Work instructions
Show each line of the data below that has the string "مسنده" in it.

Supplied data
--- Begin ---
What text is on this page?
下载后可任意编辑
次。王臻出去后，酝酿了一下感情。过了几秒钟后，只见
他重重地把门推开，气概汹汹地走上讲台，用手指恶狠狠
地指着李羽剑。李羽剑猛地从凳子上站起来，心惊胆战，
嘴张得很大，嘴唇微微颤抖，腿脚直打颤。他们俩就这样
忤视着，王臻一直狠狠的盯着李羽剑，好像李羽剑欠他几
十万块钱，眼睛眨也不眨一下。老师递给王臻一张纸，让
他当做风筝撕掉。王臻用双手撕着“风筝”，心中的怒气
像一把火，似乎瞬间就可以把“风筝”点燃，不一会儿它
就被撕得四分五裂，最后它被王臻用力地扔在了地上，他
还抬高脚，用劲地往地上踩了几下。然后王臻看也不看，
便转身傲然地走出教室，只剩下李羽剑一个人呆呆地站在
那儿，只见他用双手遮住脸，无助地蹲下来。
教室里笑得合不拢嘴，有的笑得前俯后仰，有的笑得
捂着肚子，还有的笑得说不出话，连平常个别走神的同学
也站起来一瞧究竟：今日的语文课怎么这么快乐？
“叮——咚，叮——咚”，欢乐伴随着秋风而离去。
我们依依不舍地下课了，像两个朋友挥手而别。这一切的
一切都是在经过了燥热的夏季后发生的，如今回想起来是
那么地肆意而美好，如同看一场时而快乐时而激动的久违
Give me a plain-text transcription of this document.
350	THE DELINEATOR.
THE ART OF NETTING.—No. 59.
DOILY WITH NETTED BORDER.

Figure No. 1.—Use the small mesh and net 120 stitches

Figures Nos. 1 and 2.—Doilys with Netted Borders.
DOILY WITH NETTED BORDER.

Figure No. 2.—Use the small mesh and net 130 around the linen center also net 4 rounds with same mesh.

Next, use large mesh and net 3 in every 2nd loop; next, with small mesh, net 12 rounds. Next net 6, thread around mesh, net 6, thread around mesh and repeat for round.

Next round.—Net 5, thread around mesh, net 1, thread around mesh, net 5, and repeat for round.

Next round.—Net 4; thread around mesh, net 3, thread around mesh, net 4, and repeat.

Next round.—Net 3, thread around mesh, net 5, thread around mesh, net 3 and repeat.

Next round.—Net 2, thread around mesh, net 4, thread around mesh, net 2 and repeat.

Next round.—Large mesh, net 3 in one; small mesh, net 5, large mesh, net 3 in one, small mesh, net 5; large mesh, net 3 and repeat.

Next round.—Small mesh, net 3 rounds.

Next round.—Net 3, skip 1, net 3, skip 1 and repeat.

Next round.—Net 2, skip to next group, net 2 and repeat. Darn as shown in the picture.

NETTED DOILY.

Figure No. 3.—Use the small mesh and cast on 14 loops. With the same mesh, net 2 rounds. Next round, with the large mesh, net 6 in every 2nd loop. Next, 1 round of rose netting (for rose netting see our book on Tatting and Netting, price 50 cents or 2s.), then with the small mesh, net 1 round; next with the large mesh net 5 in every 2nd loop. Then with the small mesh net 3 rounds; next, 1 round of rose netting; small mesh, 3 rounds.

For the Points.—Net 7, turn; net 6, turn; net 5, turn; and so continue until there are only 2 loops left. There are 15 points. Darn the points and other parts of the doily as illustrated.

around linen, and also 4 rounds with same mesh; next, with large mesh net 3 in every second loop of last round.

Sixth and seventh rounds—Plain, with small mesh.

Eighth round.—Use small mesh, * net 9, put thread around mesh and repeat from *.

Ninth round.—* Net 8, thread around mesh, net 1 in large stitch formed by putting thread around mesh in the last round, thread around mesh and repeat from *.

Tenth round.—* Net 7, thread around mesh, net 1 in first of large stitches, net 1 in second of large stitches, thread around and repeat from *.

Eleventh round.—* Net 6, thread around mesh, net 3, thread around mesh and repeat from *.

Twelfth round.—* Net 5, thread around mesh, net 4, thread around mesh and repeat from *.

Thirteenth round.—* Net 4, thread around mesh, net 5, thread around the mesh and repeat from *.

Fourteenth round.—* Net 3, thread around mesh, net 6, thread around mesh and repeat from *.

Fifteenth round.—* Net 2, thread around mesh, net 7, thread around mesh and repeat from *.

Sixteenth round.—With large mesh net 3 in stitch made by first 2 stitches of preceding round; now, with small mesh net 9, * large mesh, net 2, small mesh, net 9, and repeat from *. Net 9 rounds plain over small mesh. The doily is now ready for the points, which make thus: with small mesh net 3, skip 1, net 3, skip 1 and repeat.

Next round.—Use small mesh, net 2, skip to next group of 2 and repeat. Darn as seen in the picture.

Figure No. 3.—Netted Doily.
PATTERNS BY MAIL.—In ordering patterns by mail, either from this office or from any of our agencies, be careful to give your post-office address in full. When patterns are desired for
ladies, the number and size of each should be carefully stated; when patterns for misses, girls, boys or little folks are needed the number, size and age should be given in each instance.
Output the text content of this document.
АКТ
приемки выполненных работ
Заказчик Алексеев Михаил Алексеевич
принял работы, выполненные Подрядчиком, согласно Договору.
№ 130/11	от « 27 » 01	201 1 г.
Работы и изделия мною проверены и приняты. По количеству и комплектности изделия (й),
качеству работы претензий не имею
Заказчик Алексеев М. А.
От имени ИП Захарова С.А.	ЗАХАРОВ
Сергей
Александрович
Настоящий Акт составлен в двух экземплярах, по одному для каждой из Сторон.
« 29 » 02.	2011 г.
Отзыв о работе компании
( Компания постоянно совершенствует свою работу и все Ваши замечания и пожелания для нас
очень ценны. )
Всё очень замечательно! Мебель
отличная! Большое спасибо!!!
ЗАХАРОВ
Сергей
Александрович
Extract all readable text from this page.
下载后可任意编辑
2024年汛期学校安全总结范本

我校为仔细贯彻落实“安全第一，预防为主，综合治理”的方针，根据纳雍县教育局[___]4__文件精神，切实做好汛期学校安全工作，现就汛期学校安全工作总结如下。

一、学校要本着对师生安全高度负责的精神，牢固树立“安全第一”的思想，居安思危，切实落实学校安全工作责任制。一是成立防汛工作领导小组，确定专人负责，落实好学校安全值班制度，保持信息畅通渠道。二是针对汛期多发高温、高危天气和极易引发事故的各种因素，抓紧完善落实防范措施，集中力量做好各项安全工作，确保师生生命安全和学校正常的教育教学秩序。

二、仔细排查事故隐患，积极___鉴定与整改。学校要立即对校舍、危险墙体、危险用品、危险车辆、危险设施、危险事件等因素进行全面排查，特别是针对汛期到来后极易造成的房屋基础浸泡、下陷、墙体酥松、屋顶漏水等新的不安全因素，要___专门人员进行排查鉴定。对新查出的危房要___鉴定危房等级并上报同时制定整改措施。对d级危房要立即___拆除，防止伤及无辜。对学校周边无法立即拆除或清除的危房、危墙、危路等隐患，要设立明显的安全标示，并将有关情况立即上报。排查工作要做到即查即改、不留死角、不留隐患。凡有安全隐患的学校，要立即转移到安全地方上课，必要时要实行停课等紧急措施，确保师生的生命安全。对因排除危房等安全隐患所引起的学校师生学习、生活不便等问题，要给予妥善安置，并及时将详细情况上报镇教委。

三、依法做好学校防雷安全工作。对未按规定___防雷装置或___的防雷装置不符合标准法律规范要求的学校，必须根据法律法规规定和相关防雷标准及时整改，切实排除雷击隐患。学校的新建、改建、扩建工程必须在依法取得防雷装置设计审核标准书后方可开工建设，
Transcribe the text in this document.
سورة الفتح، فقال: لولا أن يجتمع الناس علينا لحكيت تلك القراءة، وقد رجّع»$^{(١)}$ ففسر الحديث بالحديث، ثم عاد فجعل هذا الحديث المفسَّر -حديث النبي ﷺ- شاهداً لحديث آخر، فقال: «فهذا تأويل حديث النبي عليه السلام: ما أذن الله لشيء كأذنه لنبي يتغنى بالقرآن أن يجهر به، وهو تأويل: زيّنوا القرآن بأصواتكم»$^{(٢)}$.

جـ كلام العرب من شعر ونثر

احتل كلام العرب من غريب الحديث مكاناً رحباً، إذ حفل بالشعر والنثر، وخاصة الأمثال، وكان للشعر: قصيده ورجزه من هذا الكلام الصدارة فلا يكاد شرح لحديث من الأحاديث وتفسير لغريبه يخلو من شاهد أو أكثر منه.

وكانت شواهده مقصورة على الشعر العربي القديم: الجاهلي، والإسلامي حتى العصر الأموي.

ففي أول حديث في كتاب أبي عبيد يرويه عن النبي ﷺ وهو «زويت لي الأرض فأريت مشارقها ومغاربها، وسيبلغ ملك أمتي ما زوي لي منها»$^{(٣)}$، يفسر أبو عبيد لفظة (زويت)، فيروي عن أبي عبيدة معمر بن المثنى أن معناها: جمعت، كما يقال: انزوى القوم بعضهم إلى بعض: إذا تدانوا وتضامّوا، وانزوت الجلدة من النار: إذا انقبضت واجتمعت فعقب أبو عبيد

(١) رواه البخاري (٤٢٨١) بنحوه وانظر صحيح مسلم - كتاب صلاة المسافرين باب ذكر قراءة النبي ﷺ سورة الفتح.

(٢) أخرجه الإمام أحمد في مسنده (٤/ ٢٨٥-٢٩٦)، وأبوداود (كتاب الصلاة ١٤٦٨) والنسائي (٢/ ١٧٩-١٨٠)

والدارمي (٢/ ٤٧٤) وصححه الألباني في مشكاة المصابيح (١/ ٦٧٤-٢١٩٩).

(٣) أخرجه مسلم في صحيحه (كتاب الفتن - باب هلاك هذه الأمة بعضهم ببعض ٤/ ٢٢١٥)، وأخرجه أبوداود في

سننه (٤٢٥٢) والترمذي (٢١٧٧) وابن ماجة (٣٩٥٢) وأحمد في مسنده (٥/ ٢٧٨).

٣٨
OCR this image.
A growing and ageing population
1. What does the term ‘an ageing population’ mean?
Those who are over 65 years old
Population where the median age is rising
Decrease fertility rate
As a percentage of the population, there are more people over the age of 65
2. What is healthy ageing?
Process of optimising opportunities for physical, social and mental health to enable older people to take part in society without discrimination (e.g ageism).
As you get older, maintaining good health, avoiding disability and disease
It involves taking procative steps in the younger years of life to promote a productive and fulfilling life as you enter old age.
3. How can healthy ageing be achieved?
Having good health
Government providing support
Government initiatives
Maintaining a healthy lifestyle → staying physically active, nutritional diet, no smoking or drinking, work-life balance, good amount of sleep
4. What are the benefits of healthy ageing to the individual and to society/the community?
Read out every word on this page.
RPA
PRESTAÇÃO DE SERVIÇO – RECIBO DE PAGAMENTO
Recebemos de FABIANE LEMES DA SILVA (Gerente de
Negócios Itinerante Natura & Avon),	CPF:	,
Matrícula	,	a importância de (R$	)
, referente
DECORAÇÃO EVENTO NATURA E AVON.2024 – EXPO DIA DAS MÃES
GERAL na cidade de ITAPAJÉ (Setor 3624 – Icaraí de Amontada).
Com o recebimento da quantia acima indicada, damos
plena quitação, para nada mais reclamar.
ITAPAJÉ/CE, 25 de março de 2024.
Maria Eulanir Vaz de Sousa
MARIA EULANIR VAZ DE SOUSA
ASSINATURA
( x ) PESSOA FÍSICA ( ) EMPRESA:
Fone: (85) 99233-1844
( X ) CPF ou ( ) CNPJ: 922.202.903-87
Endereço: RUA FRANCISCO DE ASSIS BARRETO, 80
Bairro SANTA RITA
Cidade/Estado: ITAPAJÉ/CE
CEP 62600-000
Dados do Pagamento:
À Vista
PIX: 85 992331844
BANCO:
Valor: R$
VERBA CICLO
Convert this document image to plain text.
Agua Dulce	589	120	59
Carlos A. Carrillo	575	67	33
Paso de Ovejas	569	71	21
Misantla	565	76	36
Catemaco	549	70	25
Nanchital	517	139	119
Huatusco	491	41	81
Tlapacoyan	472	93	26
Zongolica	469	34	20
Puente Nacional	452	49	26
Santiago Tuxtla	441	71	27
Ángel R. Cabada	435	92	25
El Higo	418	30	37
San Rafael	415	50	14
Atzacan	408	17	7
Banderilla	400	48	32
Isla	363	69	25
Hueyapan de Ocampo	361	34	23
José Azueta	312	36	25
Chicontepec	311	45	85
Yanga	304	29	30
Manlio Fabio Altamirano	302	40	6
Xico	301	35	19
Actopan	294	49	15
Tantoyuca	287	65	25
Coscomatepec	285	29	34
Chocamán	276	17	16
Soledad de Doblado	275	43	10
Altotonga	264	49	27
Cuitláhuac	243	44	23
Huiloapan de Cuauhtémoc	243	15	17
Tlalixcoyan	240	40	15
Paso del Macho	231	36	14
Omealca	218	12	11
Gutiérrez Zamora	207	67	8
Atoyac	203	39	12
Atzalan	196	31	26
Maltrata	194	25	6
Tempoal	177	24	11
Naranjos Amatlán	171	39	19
--- End ---
Task solution
(٢) أخرجه الإمام أحمد في مسنده (٤/ ٢٨٥-٢٩٦)، وأبوداود (كتاب الصلاة ١٤٦٨) والنسائي (٢/ ١٧٩-١٨٠)
سننه (٤٢٥٢) والترمذي (٢١٧٧) وابن ماجة (٣٩٥٢) وأحمد في مسنده (٥/ ٢٧٨).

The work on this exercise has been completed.